**Requirement:**
Search the records below for the word "https" and show every line where it occurs.
━━━━━━━━━━━━━━━━
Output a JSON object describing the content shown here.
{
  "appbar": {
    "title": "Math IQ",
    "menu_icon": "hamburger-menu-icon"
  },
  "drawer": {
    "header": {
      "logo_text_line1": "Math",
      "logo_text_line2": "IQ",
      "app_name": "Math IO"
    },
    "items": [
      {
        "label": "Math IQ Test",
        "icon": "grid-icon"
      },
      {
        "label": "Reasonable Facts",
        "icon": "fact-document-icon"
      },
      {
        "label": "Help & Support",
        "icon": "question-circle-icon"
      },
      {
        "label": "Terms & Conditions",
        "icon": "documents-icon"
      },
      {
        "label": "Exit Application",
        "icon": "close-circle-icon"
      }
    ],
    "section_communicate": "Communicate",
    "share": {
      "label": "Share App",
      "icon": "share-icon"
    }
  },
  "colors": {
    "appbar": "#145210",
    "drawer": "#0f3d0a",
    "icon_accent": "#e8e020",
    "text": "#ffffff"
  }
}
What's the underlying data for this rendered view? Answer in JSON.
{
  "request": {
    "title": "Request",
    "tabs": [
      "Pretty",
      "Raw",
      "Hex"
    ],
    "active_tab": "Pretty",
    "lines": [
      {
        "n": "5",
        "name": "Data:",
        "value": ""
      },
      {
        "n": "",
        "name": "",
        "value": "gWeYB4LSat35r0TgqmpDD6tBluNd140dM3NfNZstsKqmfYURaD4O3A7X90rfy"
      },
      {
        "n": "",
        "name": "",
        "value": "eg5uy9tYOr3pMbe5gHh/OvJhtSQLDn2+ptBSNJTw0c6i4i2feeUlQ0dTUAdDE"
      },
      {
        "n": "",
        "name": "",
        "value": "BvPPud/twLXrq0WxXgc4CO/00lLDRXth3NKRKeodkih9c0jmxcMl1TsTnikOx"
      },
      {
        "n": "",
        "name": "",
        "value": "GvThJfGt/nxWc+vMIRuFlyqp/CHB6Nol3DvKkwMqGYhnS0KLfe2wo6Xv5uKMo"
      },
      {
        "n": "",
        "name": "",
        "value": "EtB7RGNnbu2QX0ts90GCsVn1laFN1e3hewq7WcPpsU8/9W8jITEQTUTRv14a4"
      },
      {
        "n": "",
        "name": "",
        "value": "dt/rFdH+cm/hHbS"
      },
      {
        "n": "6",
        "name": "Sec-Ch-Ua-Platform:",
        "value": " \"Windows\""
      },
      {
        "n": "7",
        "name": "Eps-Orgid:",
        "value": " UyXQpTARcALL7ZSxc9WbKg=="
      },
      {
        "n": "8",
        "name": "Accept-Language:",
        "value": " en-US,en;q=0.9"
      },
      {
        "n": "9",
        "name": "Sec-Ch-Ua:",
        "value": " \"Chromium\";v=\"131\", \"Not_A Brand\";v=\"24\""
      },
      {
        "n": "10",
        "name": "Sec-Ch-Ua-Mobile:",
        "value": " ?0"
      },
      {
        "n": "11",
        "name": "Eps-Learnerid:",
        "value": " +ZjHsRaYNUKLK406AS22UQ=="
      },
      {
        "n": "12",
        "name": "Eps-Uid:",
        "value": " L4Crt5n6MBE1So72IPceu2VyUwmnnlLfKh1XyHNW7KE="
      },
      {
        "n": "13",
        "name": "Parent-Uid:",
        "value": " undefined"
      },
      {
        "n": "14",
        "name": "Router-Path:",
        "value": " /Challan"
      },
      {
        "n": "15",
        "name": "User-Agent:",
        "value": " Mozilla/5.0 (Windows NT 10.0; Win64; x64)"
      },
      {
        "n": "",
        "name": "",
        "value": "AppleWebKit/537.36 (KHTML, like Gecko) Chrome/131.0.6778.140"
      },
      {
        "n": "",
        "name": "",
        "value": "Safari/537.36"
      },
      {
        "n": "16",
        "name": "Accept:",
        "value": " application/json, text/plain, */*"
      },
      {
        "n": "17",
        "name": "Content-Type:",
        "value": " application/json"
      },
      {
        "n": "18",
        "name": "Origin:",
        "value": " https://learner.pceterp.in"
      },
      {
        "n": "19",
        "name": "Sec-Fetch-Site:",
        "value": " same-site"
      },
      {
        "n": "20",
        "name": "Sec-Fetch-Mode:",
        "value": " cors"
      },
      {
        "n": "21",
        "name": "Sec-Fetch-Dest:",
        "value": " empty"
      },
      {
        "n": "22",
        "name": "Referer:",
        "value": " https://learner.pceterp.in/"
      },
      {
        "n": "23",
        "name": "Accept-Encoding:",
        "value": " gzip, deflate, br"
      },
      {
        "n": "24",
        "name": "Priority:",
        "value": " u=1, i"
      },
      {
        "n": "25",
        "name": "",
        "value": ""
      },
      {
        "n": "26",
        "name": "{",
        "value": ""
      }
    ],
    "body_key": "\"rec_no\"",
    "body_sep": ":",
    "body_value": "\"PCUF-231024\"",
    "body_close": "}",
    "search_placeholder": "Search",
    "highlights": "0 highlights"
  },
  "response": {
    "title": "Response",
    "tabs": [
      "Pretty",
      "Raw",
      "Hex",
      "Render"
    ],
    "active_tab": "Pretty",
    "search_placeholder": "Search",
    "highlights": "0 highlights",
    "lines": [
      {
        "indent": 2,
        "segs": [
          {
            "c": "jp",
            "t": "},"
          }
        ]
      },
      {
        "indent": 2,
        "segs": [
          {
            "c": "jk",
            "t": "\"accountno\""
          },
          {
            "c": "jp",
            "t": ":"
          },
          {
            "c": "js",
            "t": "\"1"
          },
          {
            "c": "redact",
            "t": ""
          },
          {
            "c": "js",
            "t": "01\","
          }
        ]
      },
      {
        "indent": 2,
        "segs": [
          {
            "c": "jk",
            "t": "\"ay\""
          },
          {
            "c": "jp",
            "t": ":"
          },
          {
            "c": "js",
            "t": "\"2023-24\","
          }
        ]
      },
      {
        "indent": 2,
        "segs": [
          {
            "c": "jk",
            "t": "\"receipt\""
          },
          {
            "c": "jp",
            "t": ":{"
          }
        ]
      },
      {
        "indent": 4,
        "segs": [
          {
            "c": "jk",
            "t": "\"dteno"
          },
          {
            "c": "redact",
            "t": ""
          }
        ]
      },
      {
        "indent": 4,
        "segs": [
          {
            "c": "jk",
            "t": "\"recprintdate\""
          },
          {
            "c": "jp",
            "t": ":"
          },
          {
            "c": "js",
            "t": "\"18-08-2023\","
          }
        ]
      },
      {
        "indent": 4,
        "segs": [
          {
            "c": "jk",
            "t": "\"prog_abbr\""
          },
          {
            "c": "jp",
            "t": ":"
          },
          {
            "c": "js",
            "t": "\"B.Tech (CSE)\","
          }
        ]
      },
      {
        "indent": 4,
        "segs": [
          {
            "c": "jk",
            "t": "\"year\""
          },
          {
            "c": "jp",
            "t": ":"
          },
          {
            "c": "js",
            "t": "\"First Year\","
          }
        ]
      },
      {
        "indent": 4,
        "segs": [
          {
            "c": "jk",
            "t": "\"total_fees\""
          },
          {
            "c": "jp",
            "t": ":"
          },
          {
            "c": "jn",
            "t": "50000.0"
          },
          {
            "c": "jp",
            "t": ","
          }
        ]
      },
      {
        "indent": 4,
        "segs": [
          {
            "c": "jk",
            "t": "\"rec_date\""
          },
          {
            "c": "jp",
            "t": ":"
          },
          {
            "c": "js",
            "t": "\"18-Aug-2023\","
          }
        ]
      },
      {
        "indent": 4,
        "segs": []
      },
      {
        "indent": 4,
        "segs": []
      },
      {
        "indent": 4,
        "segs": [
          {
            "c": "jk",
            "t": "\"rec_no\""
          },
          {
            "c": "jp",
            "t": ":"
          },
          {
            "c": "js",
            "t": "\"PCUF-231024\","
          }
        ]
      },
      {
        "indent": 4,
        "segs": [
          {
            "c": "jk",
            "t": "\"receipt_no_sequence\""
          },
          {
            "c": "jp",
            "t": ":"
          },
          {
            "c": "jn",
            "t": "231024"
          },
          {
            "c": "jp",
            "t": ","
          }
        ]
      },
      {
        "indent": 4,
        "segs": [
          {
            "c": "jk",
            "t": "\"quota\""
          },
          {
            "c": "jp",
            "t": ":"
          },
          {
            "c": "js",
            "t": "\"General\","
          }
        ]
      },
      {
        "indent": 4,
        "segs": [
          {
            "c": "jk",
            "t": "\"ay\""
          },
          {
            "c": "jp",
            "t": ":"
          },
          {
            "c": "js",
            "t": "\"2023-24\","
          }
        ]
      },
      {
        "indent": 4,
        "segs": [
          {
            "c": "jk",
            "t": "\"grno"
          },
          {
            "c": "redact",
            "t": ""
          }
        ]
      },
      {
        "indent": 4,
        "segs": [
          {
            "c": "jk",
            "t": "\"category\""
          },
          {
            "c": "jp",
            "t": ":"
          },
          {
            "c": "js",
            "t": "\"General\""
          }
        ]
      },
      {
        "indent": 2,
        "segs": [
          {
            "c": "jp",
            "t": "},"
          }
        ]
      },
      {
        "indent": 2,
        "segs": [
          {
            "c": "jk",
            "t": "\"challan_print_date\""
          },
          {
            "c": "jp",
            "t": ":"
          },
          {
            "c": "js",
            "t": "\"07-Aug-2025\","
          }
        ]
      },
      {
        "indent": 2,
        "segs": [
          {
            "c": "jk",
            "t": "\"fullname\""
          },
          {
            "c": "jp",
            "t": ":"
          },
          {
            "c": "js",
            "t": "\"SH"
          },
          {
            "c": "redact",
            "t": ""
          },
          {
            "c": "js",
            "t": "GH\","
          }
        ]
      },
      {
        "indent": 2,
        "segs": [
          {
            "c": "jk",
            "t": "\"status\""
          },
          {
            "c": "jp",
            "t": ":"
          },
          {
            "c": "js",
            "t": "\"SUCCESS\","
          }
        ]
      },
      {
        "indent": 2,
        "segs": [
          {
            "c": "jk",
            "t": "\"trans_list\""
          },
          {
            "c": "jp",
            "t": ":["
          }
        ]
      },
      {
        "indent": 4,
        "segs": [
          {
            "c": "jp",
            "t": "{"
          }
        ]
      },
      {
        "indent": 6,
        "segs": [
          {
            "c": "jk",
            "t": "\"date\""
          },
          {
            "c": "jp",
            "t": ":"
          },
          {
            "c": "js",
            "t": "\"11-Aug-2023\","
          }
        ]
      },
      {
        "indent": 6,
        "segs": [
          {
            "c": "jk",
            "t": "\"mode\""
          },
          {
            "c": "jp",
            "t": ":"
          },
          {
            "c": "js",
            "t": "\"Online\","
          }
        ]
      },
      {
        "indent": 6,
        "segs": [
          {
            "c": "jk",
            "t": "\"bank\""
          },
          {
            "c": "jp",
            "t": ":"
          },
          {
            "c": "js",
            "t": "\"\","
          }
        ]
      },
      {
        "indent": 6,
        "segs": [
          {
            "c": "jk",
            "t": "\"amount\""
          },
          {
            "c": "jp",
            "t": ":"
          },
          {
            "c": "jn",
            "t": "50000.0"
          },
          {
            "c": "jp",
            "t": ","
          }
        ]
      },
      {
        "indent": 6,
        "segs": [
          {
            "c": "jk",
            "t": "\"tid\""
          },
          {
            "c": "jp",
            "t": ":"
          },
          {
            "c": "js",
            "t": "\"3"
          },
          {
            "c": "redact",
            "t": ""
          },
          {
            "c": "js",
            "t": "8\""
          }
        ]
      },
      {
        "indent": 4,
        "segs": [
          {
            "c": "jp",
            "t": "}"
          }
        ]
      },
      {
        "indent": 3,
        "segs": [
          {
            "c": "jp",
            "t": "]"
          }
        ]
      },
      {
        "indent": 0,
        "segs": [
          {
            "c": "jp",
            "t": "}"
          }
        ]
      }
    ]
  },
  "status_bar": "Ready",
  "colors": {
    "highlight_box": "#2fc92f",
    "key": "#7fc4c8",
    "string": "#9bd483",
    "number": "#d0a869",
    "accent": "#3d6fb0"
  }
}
━━━━━━━━━━━━━━━━
**Complete response:**
        "value": " https://learner.pceterp.in"
        "value": " https://learner.pceterp.in/"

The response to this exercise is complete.